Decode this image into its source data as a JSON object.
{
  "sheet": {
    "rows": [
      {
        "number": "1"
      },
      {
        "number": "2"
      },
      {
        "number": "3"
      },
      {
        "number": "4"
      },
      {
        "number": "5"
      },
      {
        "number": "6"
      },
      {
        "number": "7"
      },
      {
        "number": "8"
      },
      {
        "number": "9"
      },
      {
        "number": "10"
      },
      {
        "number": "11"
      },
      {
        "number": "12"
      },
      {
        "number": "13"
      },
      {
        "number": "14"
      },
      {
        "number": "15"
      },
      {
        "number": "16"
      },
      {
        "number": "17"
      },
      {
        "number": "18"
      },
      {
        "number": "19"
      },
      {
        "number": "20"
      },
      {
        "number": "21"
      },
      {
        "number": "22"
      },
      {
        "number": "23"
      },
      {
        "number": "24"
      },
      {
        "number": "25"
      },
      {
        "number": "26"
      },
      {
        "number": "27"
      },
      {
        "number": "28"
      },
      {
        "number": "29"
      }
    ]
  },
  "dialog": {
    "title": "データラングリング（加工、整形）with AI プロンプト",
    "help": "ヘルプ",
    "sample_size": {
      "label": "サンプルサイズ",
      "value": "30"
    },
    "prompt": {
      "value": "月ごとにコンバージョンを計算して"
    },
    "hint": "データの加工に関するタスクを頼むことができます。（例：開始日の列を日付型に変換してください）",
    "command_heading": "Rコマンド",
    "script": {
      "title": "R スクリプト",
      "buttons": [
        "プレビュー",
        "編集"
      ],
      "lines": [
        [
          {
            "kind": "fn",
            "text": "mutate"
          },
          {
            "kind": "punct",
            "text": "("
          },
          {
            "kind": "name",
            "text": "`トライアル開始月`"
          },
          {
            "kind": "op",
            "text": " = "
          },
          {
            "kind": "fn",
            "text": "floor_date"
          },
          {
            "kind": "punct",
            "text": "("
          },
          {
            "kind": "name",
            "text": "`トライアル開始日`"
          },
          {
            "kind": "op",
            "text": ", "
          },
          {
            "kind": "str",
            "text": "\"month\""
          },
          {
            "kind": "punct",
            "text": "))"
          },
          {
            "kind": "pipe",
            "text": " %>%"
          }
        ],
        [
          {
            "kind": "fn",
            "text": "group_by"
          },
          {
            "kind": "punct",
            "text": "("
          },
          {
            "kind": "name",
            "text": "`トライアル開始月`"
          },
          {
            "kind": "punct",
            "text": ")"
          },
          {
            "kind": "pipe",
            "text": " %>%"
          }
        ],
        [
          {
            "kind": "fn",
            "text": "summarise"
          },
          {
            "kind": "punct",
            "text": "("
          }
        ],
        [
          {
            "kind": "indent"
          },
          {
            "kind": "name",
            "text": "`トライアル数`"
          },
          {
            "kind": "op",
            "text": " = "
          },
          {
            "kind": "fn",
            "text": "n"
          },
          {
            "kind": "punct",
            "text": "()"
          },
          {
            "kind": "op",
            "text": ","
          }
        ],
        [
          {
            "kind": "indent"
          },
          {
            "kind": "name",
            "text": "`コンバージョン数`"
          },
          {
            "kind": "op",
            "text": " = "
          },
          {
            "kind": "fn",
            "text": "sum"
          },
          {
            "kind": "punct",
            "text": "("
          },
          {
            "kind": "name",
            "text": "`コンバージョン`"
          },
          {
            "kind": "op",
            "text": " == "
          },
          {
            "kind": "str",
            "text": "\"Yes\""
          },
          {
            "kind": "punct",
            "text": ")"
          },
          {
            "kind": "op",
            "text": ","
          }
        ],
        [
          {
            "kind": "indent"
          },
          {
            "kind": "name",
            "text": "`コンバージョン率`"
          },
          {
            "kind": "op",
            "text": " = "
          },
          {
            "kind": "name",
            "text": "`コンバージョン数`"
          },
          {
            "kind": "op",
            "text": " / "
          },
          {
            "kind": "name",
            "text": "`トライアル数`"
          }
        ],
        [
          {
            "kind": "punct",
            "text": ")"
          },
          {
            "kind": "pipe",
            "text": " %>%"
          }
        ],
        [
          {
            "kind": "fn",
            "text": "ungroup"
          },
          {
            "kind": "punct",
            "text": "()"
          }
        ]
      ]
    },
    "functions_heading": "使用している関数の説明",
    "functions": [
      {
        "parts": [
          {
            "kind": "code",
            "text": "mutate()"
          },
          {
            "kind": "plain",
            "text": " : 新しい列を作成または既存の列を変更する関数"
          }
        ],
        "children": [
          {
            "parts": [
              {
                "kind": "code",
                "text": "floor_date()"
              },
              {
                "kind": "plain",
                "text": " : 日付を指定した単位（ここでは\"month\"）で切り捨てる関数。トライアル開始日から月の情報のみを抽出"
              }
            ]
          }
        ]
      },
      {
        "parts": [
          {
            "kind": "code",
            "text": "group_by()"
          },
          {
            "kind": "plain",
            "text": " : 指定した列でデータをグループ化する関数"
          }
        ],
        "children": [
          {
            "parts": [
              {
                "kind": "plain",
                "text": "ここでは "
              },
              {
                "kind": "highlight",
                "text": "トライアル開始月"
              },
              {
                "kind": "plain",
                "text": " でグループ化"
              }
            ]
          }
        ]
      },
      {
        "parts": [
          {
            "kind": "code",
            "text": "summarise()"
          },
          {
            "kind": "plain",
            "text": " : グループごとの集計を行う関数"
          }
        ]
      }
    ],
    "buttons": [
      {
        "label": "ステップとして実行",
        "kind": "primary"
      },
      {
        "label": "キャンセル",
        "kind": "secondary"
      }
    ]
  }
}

■ ■ ■ ■ ■ ■ ■

● EXERCISE AIM
Copy out all of the lines above exactly.

● SOLUTION TO THE EXERCISE
Decode this image into its source data as a JSON object.
{
  "sheet": {
    "rows": [
      {
        "number": "1"
      },
      {
        "number": "2"
      },
      {
        "number": "3"
      },
      {
        "number": "4"
      },
      {
        "number": "5"
      },
      {
        "number": "6"
      },
      {
        "number": "7"
      },
      {
        "number": "8"
      },
      {
        "number": "9"
      },
      {
        "number": "10"
      },
      {
        "number": "11"
      },
      {
        "number": "12"
      },
      {
        "number": "13"
      },
      {
        "number": "14"
      },
      {
        "number": "15"
      },
      {
        "number": "16"
      },
      {
        "number": "17"
      },
      {
        "number": "18"
      },
      {
        "number": "19"
      },
      {
        "number": "20"
      },
      {
        "number": "21"
      },
      {
        "number": "22"
      },
      {
        "number": "23"
      },
      {
        "number": "24"
      },
      {
        "number": "25"
      },
      {
        "number": "26"
      },
      {
        "number": "27"
      },
      {
        "number": "28"
      },
      {
        "number": "29"
      }
    ]
  },
  "dialog": {
    "title": "データラングリング（加工、整形）with AI プロンプト",
    "help": "ヘルプ",
    "sample_size": {
      "label": "サンプルサイズ",
      "value": "30"
    },
    "prompt": {
      "value": "月ごとにコンバージョンを計算して"
    },
    "hint": "データの加工に関するタスクを頼むことができます。（例：開始日の列を日付型に変換してください）",
    "command_heading": "Rコマンド",
    "script": {
      "title": "R スクリプト",
      "buttons": [
        "プレビュー",
        "編集"
      ],
      "lines": [
        [
          {
            "kind": "fn",
            "text": "mutate"
          },
          {
            "kind": "punct",
            "text": "("
          },
          {
            "kind": "name",
            "text": "`トライアル開始月`"
          },
          {
            "kind": "op",
            "text": " = "
          },
          {
            "kind": "fn",
            "text": "floor_date"
          },
          {
            "kind": "punct",
            "text": "("
          },
          {
            "kind": "name",
            "text": "`トライアル開始日`"
          },
          {
            "kind": "op",
            "text": ", "
          },
          {
            "kind": "str",
            "text": "\"month\""
          },
          {
            "kind": "punct",
            "text": "))"
          },
          {
            "kind": "pipe",
            "text": " %>%"
          }
        ],
        [
          {
            "kind": "fn",
            "text": "group_by"
          },
          {
            "kind": "punct",
            "text": "("
          },
          {
            "kind": "name",
            "text": "`トライアル開始月`"
          },
          {
            "kind": "punct",
            "text": ")"
          },
          {
            "kind": "pipe",
            "text": " %>%"
          }
        ],
        [
          {
            "kind": "fn",
            "text": "summarise"
          },
          {
            "kind": "punct",
            "text": "("
          }
        ],
        [
          {
            "kind": "indent"
          },
          {
            "kind": "name",
            "text": "`トライアル数`"
          },
          {
            "kind": "op",
            "text": " = "
          },
          {
            "kind": "fn",
            "text": "n"
          },
          {
            "kind": "punct",
            "text": "()"
          },
          {
            "kind": "op",
            "text": ","
          }
        ],
        [
          {
            "kind": "indent"
          },
          {
            "kind": "name",
            "text": "`コンバージョン数`"
          },
          {
            "kind": "op",
            "text": " = "
          },
          {
            "kind": "fn",
            "text": "sum"
          },
          {
            "kind": "punct",
            "text": "("
          },
          {
            "kind": "name",
            "text": "`コンバージョン`"
          },
          {
            "kind": "op",
            "text": " == "
          },
          {
            "kind": "str",
            "text": "\"Yes\""
          },
          {
            "kind": "punct",
            "text": ")"
          },
          {
            "kind": "op",
            "text": ","
          }
        ],
        [
          {
            "kind": "indent"
          },
          {
            "kind": "name",
            "text": "`コンバージョン率`"
          },
          {
            "kind": "op",
            "text": " = "
          },
          {
            "kind": "name",
            "text": "`コンバージョン数`"
          },
          {
            "kind": "op",
            "text": " / "
          },
          {
            "kind": "name",
            "text": "`トライアル数`"
          }
        ],
        [
          {
            "kind": "punct",
            "text": ")"
          },
          {
            "kind": "pipe",
            "text": " %>%"
          }
        ],
        [
          {
            "kind": "fn",
            "text": "ungroup"
          },
          {
            "kind": "punct",
            "text": "()"
          }
        ]
      ]
    },
    "functions_heading": "使用している関数の説明",
    "functions": [
      {
        "parts": [
          {
            "kind": "code",
            "text": "mutate()"
          },
          {
            "kind": "plain",
            "text": " : 新しい列を作成または既存の列を変更する関数"
          }
        ],
        "children": [
          {
            "parts": [
              {
                "kind": "code",
                "text": "floor_date()"
              },
              {
                "kind": "plain",
                "text": " : 日付を指定した単位（ここでは\"month\"）で切り捨てる関数。トライアル開始日から月の情報のみを抽出"
              }
            ]
          }
        ]
      },
      {
        "parts": [
          {
            "kind": "code",
            "text": "group_by()"
          },
          {
            "kind": "plain",
            "text": " : 指定した列でデータをグループ化する関数"
          }
        ],
        "children": [
          {
            "parts": [
              {
                "kind": "plain",
                "text": "ここでは "
              },
              {
                "kind": "highlight",
                "text": "トライアル開始月"
              },
              {
                "kind": "plain",
                "text": " でグループ化"
              }
            ]
          }
        ]
      },
      {
        "parts": [
          {
            "kind": "code",
            "text": "summarise()"
          },
          {
            "kind": "plain",
            "text": " : グループごとの集計を行う関数"
          }
        ]
      }
    ],
    "buttons": [
      {
        "label": "ステップとして実行",
        "kind": "primary"
      },
      {
        "label": "キャンセル",
        "kind": "secondary"
      }
    ]
  }
}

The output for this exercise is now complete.